#### [GIVEN INSTRUCTION]
Tell how many lines carry the word "Windows"; the reply is the number and nothing else.

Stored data
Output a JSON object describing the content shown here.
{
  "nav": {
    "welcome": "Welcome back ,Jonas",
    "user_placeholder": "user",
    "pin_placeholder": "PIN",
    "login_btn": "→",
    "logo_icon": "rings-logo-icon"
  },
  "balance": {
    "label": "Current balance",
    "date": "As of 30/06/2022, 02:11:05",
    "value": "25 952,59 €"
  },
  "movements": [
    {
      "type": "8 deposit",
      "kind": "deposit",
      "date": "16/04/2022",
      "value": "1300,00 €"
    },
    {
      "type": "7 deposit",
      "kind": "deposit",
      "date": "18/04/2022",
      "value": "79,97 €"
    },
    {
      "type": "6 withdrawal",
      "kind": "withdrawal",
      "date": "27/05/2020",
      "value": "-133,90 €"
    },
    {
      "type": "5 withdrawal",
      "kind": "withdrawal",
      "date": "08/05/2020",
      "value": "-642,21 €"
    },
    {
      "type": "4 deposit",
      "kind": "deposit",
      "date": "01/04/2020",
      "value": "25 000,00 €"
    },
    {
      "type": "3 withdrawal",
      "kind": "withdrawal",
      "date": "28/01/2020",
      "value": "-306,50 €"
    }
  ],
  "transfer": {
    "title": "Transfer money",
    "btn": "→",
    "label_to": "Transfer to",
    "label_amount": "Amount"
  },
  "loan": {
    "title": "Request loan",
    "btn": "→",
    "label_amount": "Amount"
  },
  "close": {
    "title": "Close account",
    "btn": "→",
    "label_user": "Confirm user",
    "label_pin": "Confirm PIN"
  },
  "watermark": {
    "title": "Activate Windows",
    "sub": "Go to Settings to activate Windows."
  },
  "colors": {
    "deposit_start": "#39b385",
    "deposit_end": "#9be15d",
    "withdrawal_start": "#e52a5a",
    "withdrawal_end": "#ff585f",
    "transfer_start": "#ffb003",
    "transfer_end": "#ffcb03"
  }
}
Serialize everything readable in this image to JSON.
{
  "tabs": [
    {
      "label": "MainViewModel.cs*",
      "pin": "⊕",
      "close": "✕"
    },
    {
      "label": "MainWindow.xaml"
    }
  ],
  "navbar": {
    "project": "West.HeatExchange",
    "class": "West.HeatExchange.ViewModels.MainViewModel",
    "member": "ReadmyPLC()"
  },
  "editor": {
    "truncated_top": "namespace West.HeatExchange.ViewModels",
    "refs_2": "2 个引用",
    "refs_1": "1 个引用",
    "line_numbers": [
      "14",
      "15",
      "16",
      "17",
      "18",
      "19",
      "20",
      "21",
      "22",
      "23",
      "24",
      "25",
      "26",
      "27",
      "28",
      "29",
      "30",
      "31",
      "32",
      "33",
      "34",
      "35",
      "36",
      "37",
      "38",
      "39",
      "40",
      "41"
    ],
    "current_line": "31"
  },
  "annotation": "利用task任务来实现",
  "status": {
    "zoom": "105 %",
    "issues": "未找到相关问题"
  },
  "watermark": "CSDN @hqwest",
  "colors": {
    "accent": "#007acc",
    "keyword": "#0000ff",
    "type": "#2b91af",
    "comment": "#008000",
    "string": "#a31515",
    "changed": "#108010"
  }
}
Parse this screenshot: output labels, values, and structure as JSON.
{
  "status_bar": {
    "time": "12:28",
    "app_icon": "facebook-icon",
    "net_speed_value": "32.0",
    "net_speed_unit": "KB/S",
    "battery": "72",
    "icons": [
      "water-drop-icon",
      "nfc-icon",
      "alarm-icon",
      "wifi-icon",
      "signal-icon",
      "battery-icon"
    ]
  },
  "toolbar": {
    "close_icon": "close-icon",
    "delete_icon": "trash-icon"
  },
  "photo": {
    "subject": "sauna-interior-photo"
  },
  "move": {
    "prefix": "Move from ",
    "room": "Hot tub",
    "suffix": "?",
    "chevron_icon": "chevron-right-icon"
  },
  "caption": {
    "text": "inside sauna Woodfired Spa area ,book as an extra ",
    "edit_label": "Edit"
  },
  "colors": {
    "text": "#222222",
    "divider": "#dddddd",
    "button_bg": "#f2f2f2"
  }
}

#### [THE COMPLETED TASK]
2